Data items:
-------------------------
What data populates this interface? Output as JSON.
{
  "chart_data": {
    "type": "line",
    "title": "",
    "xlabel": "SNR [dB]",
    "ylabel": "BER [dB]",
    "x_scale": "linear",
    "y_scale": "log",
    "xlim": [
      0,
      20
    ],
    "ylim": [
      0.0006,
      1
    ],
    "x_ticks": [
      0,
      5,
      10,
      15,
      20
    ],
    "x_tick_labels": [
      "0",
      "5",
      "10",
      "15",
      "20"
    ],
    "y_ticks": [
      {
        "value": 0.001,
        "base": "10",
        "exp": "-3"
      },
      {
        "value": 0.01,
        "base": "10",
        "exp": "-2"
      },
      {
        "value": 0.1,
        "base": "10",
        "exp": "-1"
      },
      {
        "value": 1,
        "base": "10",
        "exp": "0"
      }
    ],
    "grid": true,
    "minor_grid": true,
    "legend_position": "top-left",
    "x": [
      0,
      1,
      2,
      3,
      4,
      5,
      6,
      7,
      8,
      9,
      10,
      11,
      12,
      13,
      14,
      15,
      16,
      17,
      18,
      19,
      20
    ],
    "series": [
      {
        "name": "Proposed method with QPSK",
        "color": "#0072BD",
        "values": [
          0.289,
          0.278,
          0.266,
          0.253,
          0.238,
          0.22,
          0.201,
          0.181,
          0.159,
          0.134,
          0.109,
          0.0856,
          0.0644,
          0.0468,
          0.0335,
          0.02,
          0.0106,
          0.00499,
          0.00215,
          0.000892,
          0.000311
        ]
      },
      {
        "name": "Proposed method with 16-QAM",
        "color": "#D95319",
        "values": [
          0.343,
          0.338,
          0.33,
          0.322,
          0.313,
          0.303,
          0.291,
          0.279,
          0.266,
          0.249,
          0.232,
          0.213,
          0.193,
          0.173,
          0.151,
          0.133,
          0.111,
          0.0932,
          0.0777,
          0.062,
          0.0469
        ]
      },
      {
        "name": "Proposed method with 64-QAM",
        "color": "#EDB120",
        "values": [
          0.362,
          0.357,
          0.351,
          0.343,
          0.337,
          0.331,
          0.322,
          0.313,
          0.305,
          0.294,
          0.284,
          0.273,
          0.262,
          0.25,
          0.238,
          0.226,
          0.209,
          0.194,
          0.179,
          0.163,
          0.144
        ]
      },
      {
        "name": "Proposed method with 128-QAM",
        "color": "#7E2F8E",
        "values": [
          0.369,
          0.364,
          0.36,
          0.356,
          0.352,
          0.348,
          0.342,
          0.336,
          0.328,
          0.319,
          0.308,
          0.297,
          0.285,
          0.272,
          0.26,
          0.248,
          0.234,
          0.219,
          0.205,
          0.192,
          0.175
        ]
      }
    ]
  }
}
-------------------------
### PROBLEM
Take the records above and return them exactly as written.

### PROBLEM SOLUTION
What data populates this interface? Output as JSON.
{
  "chart_data": {
    "type": "line",
    "title": "",
    "xlabel": "SNR [dB]",
    "ylabel": "BER [dB]",
    "x_scale": "linear",
    "y_scale": "log",
    "xlim": [
      0,
      20
    ],
    "ylim": [
      0.0006,
      1
    ],
    "x_ticks": [
      0,
      5,
      10,
      15,
      20
    ],
    "x_tick_labels": [
      "0",
      "5",
      "10",
      "15",
      "20"
    ],
    "y_ticks": [
      {
        "value": 0.001,
        "base": "10",
        "exp": "-3"
      },
      {
        "value": 0.01,
        "base": "10",
        "exp": "-2"
      },
      {
        "value": 0.1,
        "base": "10",
        "exp": "-1"
      },
      {
        "value": 1,
        "base": "10",
        "exp": "0"
      }
    ],
    "grid": true,
    "minor_grid": true,
    "legend_position": "top-left",
    "x": [
      0,
      1,
      2,
      3,
      4,
      5,
      6,
      7,
      8,
      9,
      10,
      11,
      12,
      13,
      14,
      15,
      16,
      17,
      18,
      19,
      20
    ],
    "series": [
      {
        "name": "Proposed method with QPSK",
        "color": "#0072BD",
        "values": [
          0.289,
          0.278,
          0.266,
          0.253,
          0.238,
          0.22,
          0.201,
          0.181,
          0.159,
          0.134,
          0.109,
          0.0856,
          0.0644,
          0.0468,
          0.0335,
          0.02,
          0.0106,
          0.00499,
          0.00215,
          0.000892,
          0.000311
        ]
      },
      {
        "name": "Proposed method with 16-QAM",
        "color": "#D95319",
        "values": [
          0.343,
          0.338,
          0.33,
          0.322,
          0.313,
          0.303,
          0.291,
          0.279,
          0.266,
          0.249,
          0.232,
          0.213,
          0.193,
          0.173,
          0.151,
          0.133,
          0.111,
          0.0932,
          0.0777,
          0.062,
          0.0469
        ]
      },
      {
        "name": "Proposed method with 64-QAM",
        "color": "#EDB120",
        "values": [
          0.362,
          0.357,
          0.351,
          0.343,
          0.337,
          0.331,
          0.322,
          0.313,
          0.305,
          0.294,
          0.284,
          0.273,
          0.262,
          0.25,
          0.238,
          0.226,
          0.209,
          0.194,
          0.179,
          0.163,
          0.144
        ]
      },
      {
        "name": "Proposed method with 128-QAM",
        "color": "#7E2F8E",
        "values": [
          0.369,
          0.364,
          0.36,
          0.356,
          0.352,
          0.348,
          0.342,
          0.336,
          0.328,
          0.319,
          0.308,
          0.297,
          0.285,
          0.272,
          0.26,
          0.248,
          0.234,
          0.219,
          0.205,
          0.192,
          0.175
        ]
      }
    ]
  }
}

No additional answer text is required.